··· MATERIAL FOR THIS EXERCISE

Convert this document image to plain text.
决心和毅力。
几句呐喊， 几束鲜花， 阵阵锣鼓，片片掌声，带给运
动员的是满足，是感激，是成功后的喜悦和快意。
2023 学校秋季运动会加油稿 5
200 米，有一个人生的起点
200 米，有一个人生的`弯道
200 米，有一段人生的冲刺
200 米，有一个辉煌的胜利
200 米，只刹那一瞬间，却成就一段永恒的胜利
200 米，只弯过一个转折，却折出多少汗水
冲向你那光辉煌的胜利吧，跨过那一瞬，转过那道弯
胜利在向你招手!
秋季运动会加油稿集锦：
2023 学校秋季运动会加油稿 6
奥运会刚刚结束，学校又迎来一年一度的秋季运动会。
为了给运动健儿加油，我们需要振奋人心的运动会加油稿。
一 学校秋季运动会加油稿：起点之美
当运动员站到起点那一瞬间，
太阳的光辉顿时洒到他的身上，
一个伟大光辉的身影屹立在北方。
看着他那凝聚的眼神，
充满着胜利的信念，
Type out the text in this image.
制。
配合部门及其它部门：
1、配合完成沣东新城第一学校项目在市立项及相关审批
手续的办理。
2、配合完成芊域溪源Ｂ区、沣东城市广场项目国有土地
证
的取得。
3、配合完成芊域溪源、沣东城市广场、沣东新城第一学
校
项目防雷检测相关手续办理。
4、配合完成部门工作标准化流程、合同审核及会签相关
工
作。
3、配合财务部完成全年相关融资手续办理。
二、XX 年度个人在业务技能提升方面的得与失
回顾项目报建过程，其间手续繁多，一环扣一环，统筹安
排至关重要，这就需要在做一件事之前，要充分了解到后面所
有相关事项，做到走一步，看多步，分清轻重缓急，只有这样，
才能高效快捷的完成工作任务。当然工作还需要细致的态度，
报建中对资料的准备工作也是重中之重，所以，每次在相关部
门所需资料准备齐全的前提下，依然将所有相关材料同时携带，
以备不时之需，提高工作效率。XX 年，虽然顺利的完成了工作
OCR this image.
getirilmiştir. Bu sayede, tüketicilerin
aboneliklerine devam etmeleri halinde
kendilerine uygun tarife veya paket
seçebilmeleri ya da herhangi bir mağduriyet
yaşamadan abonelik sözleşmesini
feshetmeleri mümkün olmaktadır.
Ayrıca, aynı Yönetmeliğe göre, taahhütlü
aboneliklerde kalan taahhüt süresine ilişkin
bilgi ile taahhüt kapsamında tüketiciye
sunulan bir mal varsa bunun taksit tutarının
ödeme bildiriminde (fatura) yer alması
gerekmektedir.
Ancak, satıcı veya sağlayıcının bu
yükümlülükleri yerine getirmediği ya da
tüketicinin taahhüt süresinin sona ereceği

······

**TASK OBJECTIVE:**
Copy every record exactly, with nothing added or dropped.

**FULL RESPONSE:**
Convert this document image to plain text.
决心和毅力。
几句呐喊， 几束鲜花， 阵阵锣鼓，片片掌声，带给运
动员的是满足，是感激，是成功后的喜悦和快意。
2023 学校秋季运动会加油稿 5
200 米，有一个人生的起点
200 米，有一个人生的`弯道
200 米，有一段人生的冲刺
200 米，有一个辉煌的胜利
200 米，只刹那一瞬间，却成就一段永恒的胜利
200 米，只弯过一个转折，却折出多少汗水
冲向你那光辉煌的胜利吧，跨过那一瞬，转过那道弯
胜利在向你招手!
秋季运动会加油稿集锦：
2023 学校秋季运动会加油稿 6
奥运会刚刚结束，学校又迎来一年一度的秋季运动会。
为了给运动健儿加油，我们需要振奋人心的运动会加油稿。
一 学校秋季运动会加油稿：起点之美
当运动员站到起点那一瞬间，
太阳的光辉顿时洒到他的身上，
一个伟大光辉的身影屹立在北方。
看着他那凝聚的眼神，
充满着胜利的信念，
Type out the text in this image.
制。
配合部门及其它部门：
1、配合完成沣东新城第一学校项目在市立项及相关审批
手续的办理。
2、配合完成芊域溪源Ｂ区、沣东城市广场项目国有土地
证
的取得。
3、配合完成芊域溪源、沣东城市广场、沣东新城第一学
校
项目防雷检测相关手续办理。
4、配合完成部门工作标准化流程、合同审核及会签相关
工
作。
3、配合财务部完成全年相关融资手续办理。
二、XX 年度个人在业务技能提升方面的得与失
回顾项目报建过程，其间手续繁多，一环扣一环，统筹安
排至关重要，这就需要在做一件事之前，要充分了解到后面所
有相关事项，做到走一步，看多步，分清轻重缓急，只有这样，
才能高效快捷的完成工作任务。当然工作还需要细致的态度，
报建中对资料的准备工作也是重中之重，所以，每次在相关部
门所需资料准备齐全的前提下，依然将所有相关材料同时携带，
以备不时之需，提高工作效率。XX 年，虽然顺利的完成了工作
OCR this image.
getirilmiştir. Bu sayede, tüketicilerin
aboneliklerine devam etmeleri halinde
kendilerine uygun tarife veya paket
seçebilmeleri ya da herhangi bir mağduriyet
yaşamadan abonelik sözleşmesini
feshetmeleri mümkün olmaktadır.
Ayrıca, aynı Yönetmeliğe göre, taahhütlü
aboneliklerde kalan taahhüt süresine ilişkin
bilgi ile taahhüt kapsamında tüketiciye
sunulan bir mal varsa bunun taksit tutarının
ödeme bildiriminde (fatura) yer alması
gerekmektedir.
Ancak, satıcı veya sağlayıcının bu
yükümlülükleri yerine getirmediği ya da
tüketicinin taahhüt süresinin sona ereceği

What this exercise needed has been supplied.